— begin Passage provided —
The reason it needs to be there is because when a new product is a me too product over being a new product, the primary competition ends up being "do nothing" instead of "do it different and or better"
Not that it is a bad chip. I think it is brilliant. It's not about that.
Diluting the core differentiator reduces the ability to set expectations aligned with the core strengths, and it does so by validating them. Once validated, the thing which was a core strength now becomes a nice option, and differences now become sales exceptions. No JTAG? How come interrupts are so goofy on your chip? What do you mean I have to do X, Y, Z in C to make it work? ETC...
Worse, special features become costs, and that too becomes an exception, all of which favor the established players, not the updtart looking to own a niche.
I've been around the block a few times on various new technology launches, and I've seen this play out enough times to be concerned, and so I'm going to express that concern because I like everybody here, thing Chip is brilliant, Parallax awesome, and so forth. The people here are sharp as all get out too. I learn something excellent nearly every day.
I sure am not going to return the favor by failing to share my experiences in like kind.
What happens, happens, but it won't have happened eyes closed. I value people here too much for that.
After chewing Chip's state save / restore with WIDE's over, it occurs to me that we may not even need an instruction to single-step!
...
Watch the PC in the saved state, as soon as you see it increment, stop the task being watched. (we may need to keep track of pipeline stage, or when an instruction completes)
I think this is supported and even simpler, as when I asked Chip some ways back about the precise phase of Task handovers, I think his reply inferred that a write to change taskmap, effectively resets the scanner too, so that means you can know/choose exactly which one of 16 cycles after the Write, you give to the Step Task.
The pipeline may move the execute point, but that will be stable.
Just for fun, this is what 4 individual co-operative LED flashers look like. Expandable to as many as you like !
code:
CON
_clkmode = xtal1 + pll16x 'Standard clock mode * crystal frequency = 80 MHz
_xinfreq = 5_000_000
Pause = $12
Sentinel = $33
mSec = 1000
DAT
SchedNoPoll2
File "SchedNoPoll2.binary"
— end Passage provided —
— begin Recorded data —
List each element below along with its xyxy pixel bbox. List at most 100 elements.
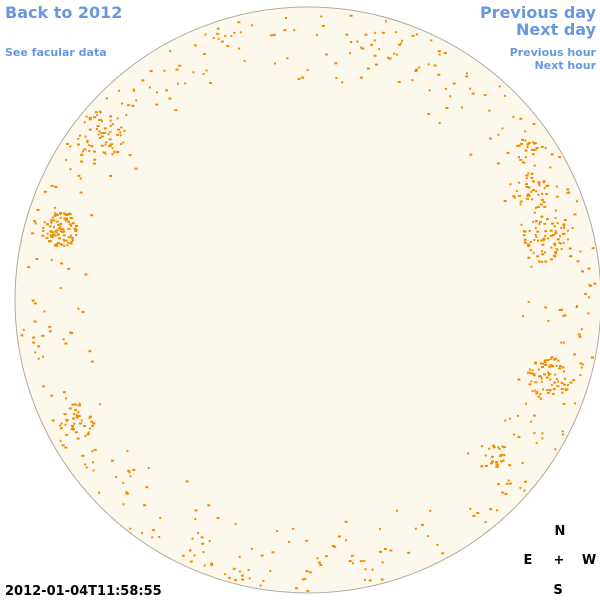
— end Recorded data —
Stated goal A:
In the code within the forum excerpt, list the name of each constant assigned under the CON heading.
Stated goal B:
Reproduce the forum excerpt word for word, starting at "I sure am not" and ending at "the Step Task.".

Exercise response A:
_clkmode
_xinfreq
Pause
Sentinel
mSec

Exercise response B:
I sure am not going to return the favor by failing to share my experiences in like kind.
What happens, happens, but it won't have happened eyes closed. I value people here too much for that.
After chewing Chip's state save / restore with WIDE's over, it occurs to me that we may not even need an instruction to single-step!
...
Watch the PC in the saved state, as soon as you see it increment, stop the task being watched. (we may need to keep track of pipeline stage, or when an instruction completes)
I think this is supported and even simpler, as when I asked Chip some ways back about the precise phase of Task handovers, I think his reply inferred that a write to change taskmap, effectively resets the scanner too, so that means you can know/choose exactly which one of 16 cycles after the Write, you give to the Step Task.